__Material shown__:
# # #
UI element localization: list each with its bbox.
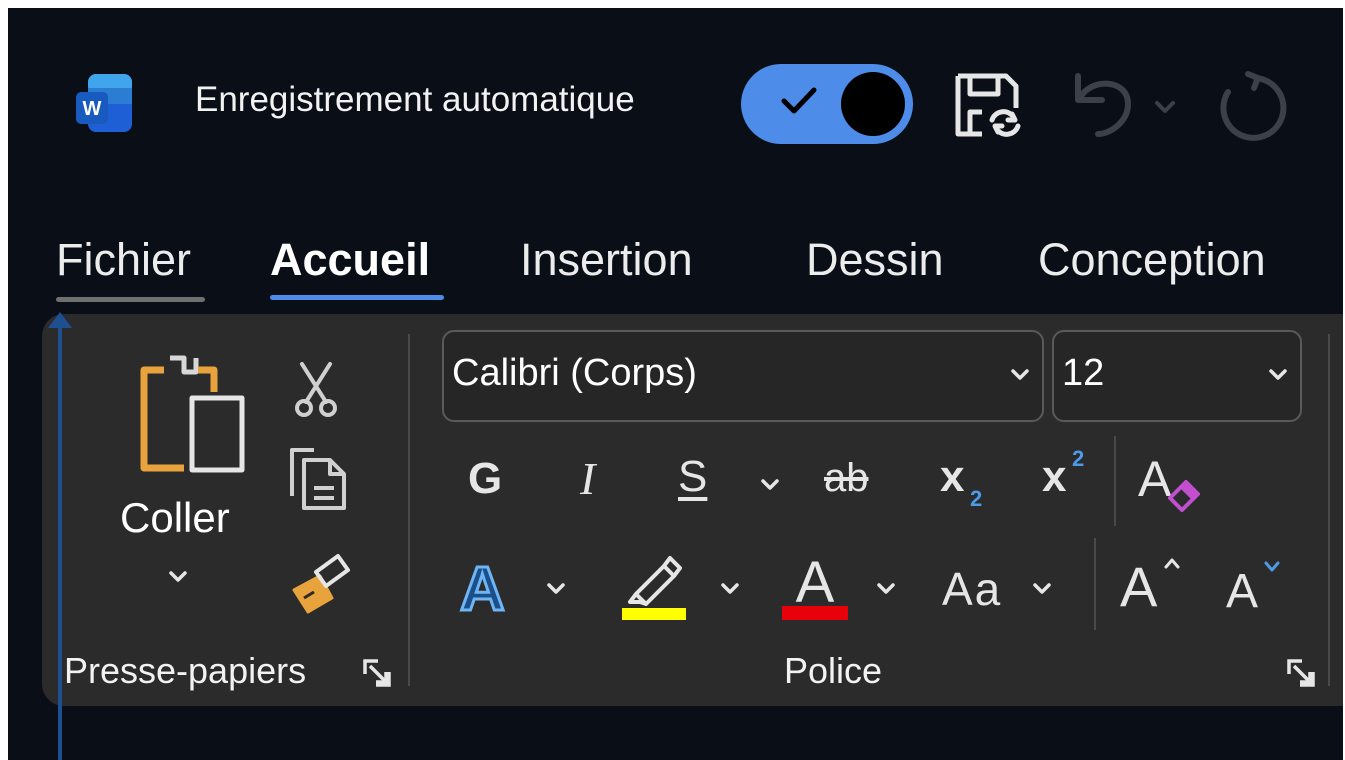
clipboard-group-label: Presse-papiers xyxy=(64,650,307,691)
annotation-line xyxy=(58,320,62,760)
font-row2-separator xyxy=(1094,538,1096,630)
highlighter-icon[interactable] xyxy=(620,550,690,625)
toggle-knob xyxy=(841,72,905,136)
clipboard-paste-icon xyxy=(134,348,246,483)
font-row1-separator xyxy=(1114,436,1116,526)
shrink-font-glyph: A xyxy=(1226,565,1259,618)
checkmark-icon xyxy=(781,86,817,121)
tab-fichier-underline xyxy=(56,297,205,302)
subscript-base: x xyxy=(940,452,965,501)
font-name-value: Calibri (Corps) xyxy=(452,352,697,394)
italic-button[interactable]: I xyxy=(580,452,595,505)
text-effects-chevron-icon[interactable] xyxy=(546,582,566,601)
tab-accueil[interactable]: Accueil xyxy=(270,234,430,286)
undo-dropdown-chevron-icon[interactable] xyxy=(1154,100,1176,119)
undo-icon[interactable] xyxy=(1070,70,1136,145)
highlighter-chevron-icon[interactable] xyxy=(720,582,740,601)
change-case-chevron-icon[interactable] xyxy=(1032,582,1052,601)
clipboard-dialog-launcher-icon[interactable] xyxy=(362,658,392,693)
tab-fichier[interactable]: Fichier xyxy=(56,234,191,286)
svg-text:W: W xyxy=(83,98,102,120)
font-size-value: 12 xyxy=(1062,352,1105,394)
caret-up-icon xyxy=(1164,556,1180,574)
paste-button[interactable]: Coller xyxy=(108,344,258,594)
group-separator xyxy=(408,334,410,686)
superscript-index: 2 xyxy=(1072,446,1085,471)
redo-icon[interactable] xyxy=(1214,68,1287,149)
cut-scissors-icon[interactable] xyxy=(292,362,340,423)
subscript-button[interactable]: x 2 xyxy=(940,452,990,512)
subscript-index: 2 xyxy=(970,486,983,511)
font-size-combobox[interactable]: 12 xyxy=(1052,330,1302,422)
paste-label: Coller xyxy=(120,494,230,541)
shrink-font-button[interactable]: A xyxy=(1226,554,1290,620)
paste-dropdown-chevron-icon[interactable] xyxy=(168,570,188,589)
autosave-label: Enregistrement automatique xyxy=(195,80,635,119)
text-effects-icon[interactable]: A xyxy=(456,552,526,626)
font-color-chevron-icon[interactable] xyxy=(876,582,896,601)
save-sync-icon[interactable] xyxy=(952,70,1024,147)
group-separator-right xyxy=(1328,334,1330,686)
font-group-label: Police xyxy=(784,650,883,691)
underline-button[interactable]: S xyxy=(678,452,707,502)
tab-conception[interactable]: Conception xyxy=(1038,234,1266,286)
font-dialog-launcher-icon[interactable] xyxy=(1286,658,1316,693)
superscript-button[interactable]: x 2 xyxy=(1042,446,1092,512)
bold-button[interactable]: G xyxy=(468,454,502,504)
grow-font-button[interactable]: A xyxy=(1120,550,1184,620)
change-case-button[interactable]: Aa xyxy=(942,562,1002,616)
copy-icon[interactable] xyxy=(286,446,348,517)
superscript-base: x xyxy=(1042,452,1067,501)
svg-text:A: A xyxy=(1138,451,1172,507)
format-painter-icon[interactable] xyxy=(286,548,354,621)
font-size-chevron-icon[interactable] xyxy=(1268,368,1288,387)
autosave-toggle[interactable] xyxy=(741,64,913,144)
tab-insertion[interactable]: Insertion xyxy=(520,234,693,286)
clear-formatting-icon[interactable]: A xyxy=(1136,450,1208,519)
font-name-chevron-icon[interactable] xyxy=(1010,368,1030,387)
strikethrough-button[interactable]: ab xyxy=(824,456,869,501)
font-name-combobox[interactable]: Calibri (Corps) xyxy=(442,330,1044,422)
font-color-icon[interactable]: A xyxy=(782,548,848,625)
caret-down-icon xyxy=(1264,560,1280,578)
grow-font-glyph: A xyxy=(1120,555,1158,618)
word-window: W Enregistrement automatique Fichier Acc… xyxy=(8,8,1343,760)
tab-dessin[interactable]: Dessin xyxy=(806,234,944,286)
svg-text:A: A xyxy=(460,555,505,624)
tab-accueil-underline xyxy=(270,295,444,300)
svg-text:A: A xyxy=(796,550,835,615)
underline-dropdown-chevron-icon[interactable] xyxy=(760,478,780,497)
arrow-up-icon xyxy=(48,312,72,333)
word-icon[interactable]: W xyxy=(74,72,134,134)
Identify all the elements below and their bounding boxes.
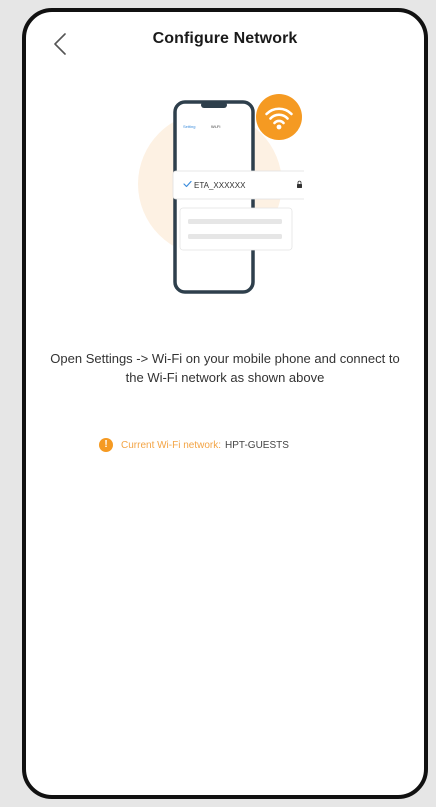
instruction-text: Open Settings -> Wi-Fi on your mobile ph… [50, 351, 400, 385]
warning-icon: ! [99, 438, 113, 452]
phone-screen: Configure Network Setting Wi-Fi ETA_XXXX… [22, 8, 428, 799]
page-title: Configure Network [152, 30, 298, 47]
phone-status-title: Wi-Fi [211, 124, 220, 129]
list-line [188, 234, 282, 239]
list-card [179, 207, 293, 251]
list-line [188, 219, 282, 224]
wifi-icon [256, 94, 302, 140]
selected-network-name: ETA_XXXXXX [194, 181, 246, 190]
current-network-row: ! Current Wi-Fi network: HPT-GUESTS [99, 437, 289, 453]
current-network-label: Current Wi-Fi network: [121, 439, 222, 451]
wifi-connect-illustration: Setting Wi-Fi ETA_XXXXXX [134, 84, 324, 299]
phone-status-left: Setting [183, 124, 195, 129]
app-header: Configure Network [26, 12, 424, 76]
current-network-value: HPT-GUESTS [225, 439, 289, 451]
phone-notch [201, 102, 227, 108]
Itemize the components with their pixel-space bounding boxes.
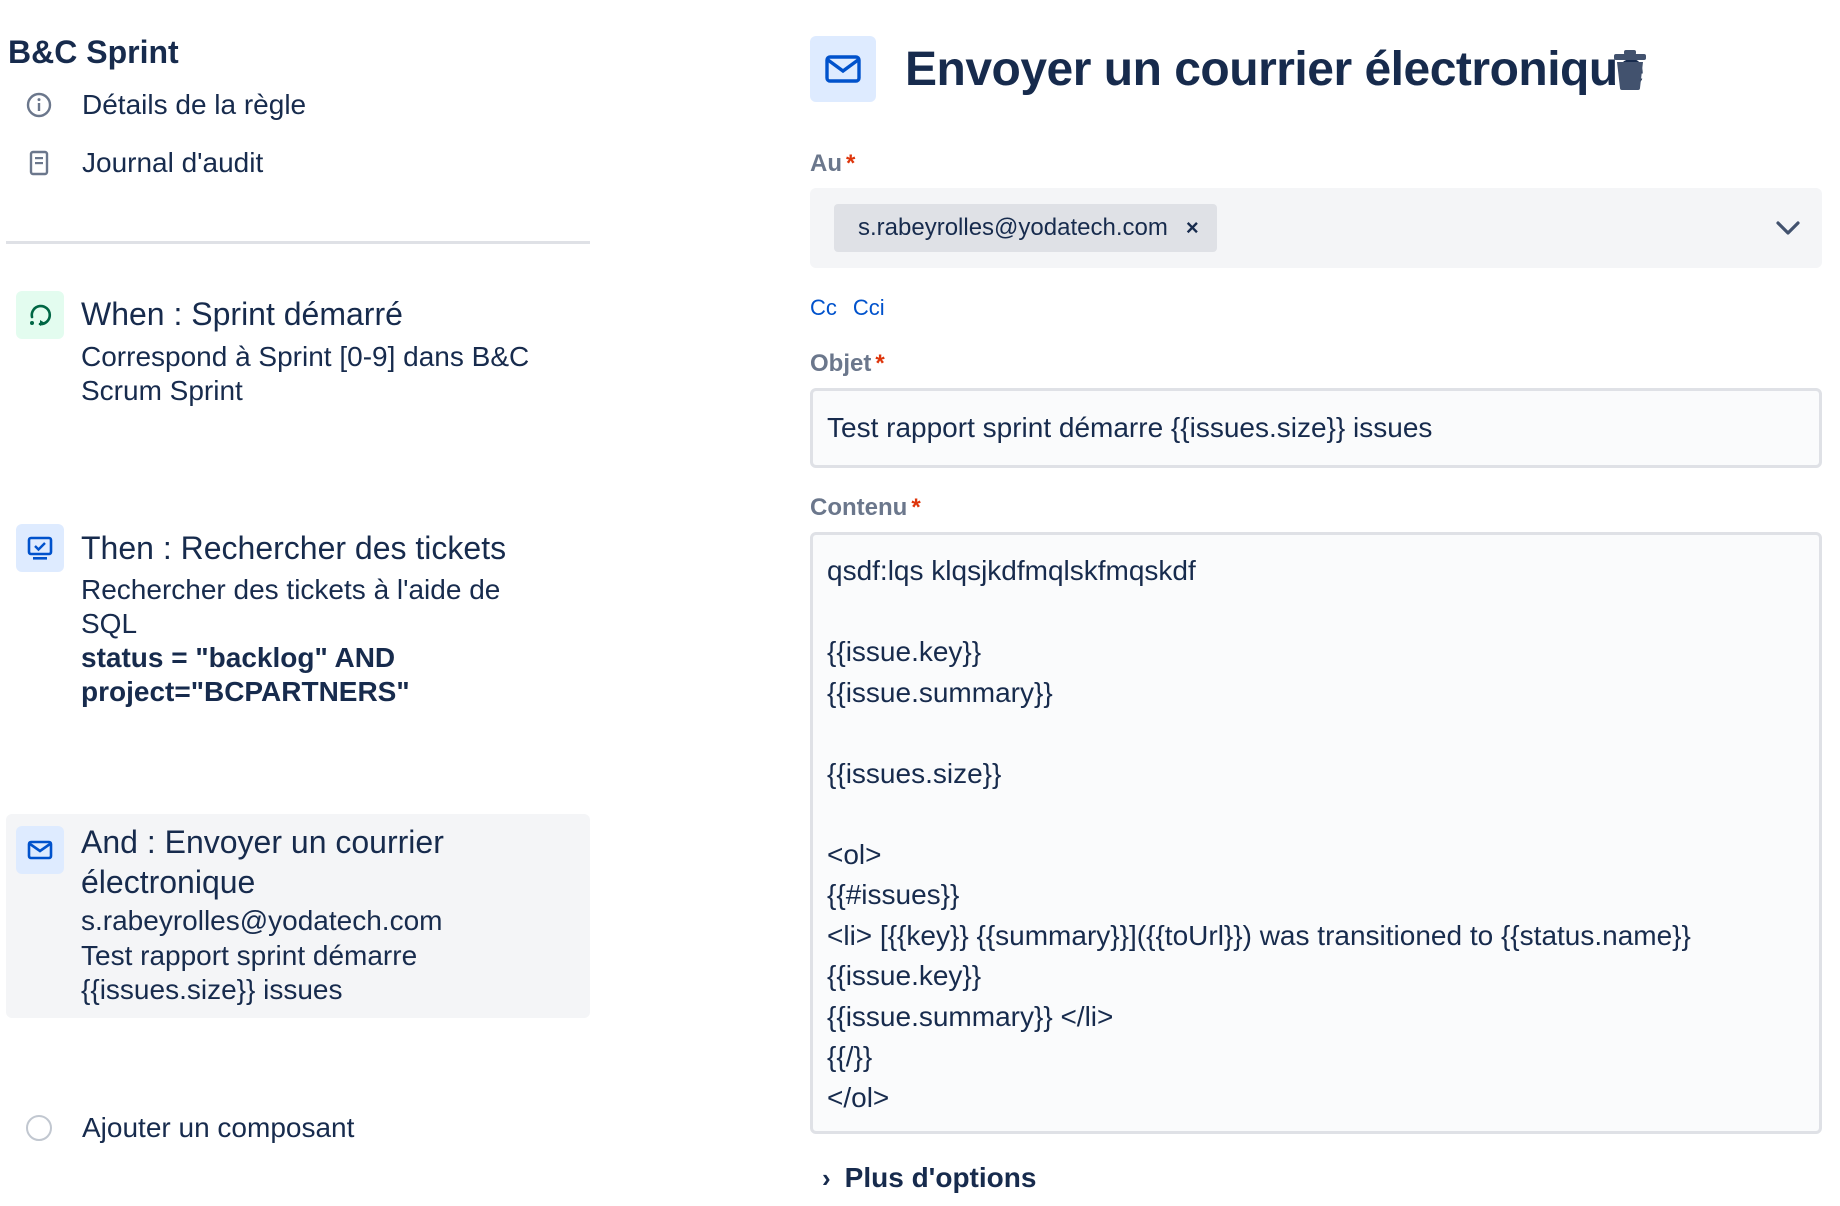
required-marker: *: [911, 494, 921, 521]
cc-links: Cc Cci: [810, 295, 885, 321]
trigger-icon: [16, 291, 64, 339]
component-email-to: s.rabeyrolles@yodatech.com: [81, 905, 443, 936]
component-trigger[interactable]: When : Sprint démarré Correspond à Sprin…: [6, 285, 590, 435]
info-icon: [24, 90, 54, 120]
trash-icon: [1614, 50, 1646, 90]
add-component-button[interactable]: Ajouter un composant: [26, 1112, 354, 1144]
component-search-desc: Rechercher des tickets à l'aide de SQL s…: [81, 573, 561, 709]
component-email-title: And : Envoyer un courrier électronique: [81, 824, 444, 900]
document-icon: [24, 148, 54, 178]
mail-icon: [810, 36, 876, 102]
content-textarea[interactable]: qsdf:lqs klqsjkdfmqlskfmqskdf {{issue.ke…: [810, 532, 1822, 1134]
more-options-label: Plus d'options: [844, 1162, 1037, 1193]
nav-audit-log[interactable]: Journal d'audit: [24, 143, 263, 183]
editor-title: Envoyer un courrier électronique: [905, 43, 1644, 96]
mail-icon: [16, 826, 64, 874]
add-component-label: Ajouter un composant: [82, 1112, 355, 1143]
recipient-chip: s.rabeyrolles@yodatech.com ×: [834, 204, 1217, 252]
subject-input[interactable]: [810, 388, 1822, 468]
more-options-toggle[interactable]: › Plus d'options: [822, 1162, 1036, 1194]
component-search-title: Then : Rechercher des tickets: [81, 530, 507, 566]
component-search-issues[interactable]: Then : Rechercher des tickets Rechercher…: [6, 518, 590, 728]
component-search-desc-text: Rechercher des tickets à l'aide de SQL: [81, 574, 501, 639]
required-marker: *: [846, 150, 856, 177]
cci-link[interactable]: Cci: [853, 295, 885, 321]
content-label-text: Contenu: [810, 494, 908, 521]
nav-rule-details[interactable]: Détails de la règle: [24, 85, 306, 125]
nav-audit-log-label: Journal d'audit: [82, 147, 264, 178]
search-issues-icon: [16, 524, 64, 572]
rule-title: B&C Sprint: [8, 34, 179, 70]
sidebar-divider: [6, 241, 590, 244]
component-trigger-title: When : Sprint démarré: [81, 296, 403, 332]
subject-label-text: Objet: [810, 350, 872, 377]
component-search-query: status = "backlog" AND project="BCPARTNE…: [81, 642, 410, 707]
recipient-chip-text: s.rabeyrolles@yodatech.com: [858, 214, 1168, 241]
rule-sidebar: B&C Sprint Détails de la règle Journal d…: [0, 0, 600, 1206]
chevron-down-icon[interactable]: [1772, 212, 1804, 244]
component-email-subject: Test rapport sprint démarre {{issues.siz…: [81, 940, 418, 1005]
delete-button[interactable]: [1610, 48, 1650, 92]
component-editor: Envoyer un courrier électronique Au * s.r…: [810, 0, 1830, 1206]
nav-rule-details-label: Détails de la règle: [82, 89, 307, 120]
content-label: Contenu *: [810, 494, 921, 522]
cc-link[interactable]: Cc: [810, 295, 837, 321]
chevron-right-icon: ›: [822, 1162, 831, 1193]
component-trigger-desc: Correspond à Sprint [0-9] dans B&C Scrum…: [81, 341, 530, 406]
to-label: Au *: [810, 150, 855, 178]
to-label-text: Au: [810, 150, 842, 177]
to-field[interactable]: s.rabeyrolles@yodatech.com ×: [810, 188, 1822, 268]
required-marker: *: [875, 350, 885, 377]
component-send-email[interactable]: And : Envoyer un courrier électronique s…: [6, 814, 590, 1018]
add-component-icon: [26, 1115, 52, 1141]
remove-recipient-button[interactable]: ×: [1186, 215, 1199, 241]
subject-label: Objet *: [810, 350, 885, 378]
# # #
__Stated problem__: Give the lines from the one containing "instruction-text: Open Settings" through the one containing "Itemize the components", inclusive, as a Markdown table with the columns No. and Line, numbering each line and omitting blank lines.

__Response to this exercise__:
| No. | Line |
|---|---|
| 1 | instruction-text: Open Settings -> Wi-Fi on your mobile ph… [50, 351, 400, 385] |
| 2 | warning-icon: ! [99, 438, 113, 452] |
| 3 | phone-screen: Configure Network Setting Wi-Fi ETA_XXXX… [22, 8, 428, 799] |
| 4 | page-title: Configure Network [152, 30, 298, 47] |
| 5 | phone-status-title: Wi-Fi [211, 124, 220, 129] |
| 6 | list-line [188, 234, 282, 239] |
| 7 | list-card [179, 207, 293, 251] |
| 8 | list-line [188, 219, 282, 224] |
| 9 | wifi-icon [256, 94, 302, 140] |
| 10 | selected-network-name: ETA_XXXXXX [194, 181, 246, 190] |
| 11 | current-network-row: ! Current Wi-Fi network: HPT-GUESTS [99, 437, 289, 453] |
| 12 | current-network-label: Current Wi-Fi network: [121, 439, 222, 451] |
| 13 | wifi-connect-illustration: Setting Wi-Fi ETA_XXXXXX [134, 84, 324, 299] |
| 14 | phone-status-left: Setting [183, 124, 195, 129] |
| 15 | app-header: Configure Network [26, 12, 424, 76] |
| 16 | current-network-value: HPT-GUESTS [225, 439, 289, 451] |
| 17 | phone-notch [201, 102, 227, 108] |
| 18 | Itemize the components with their pixel-space bounding boxes. |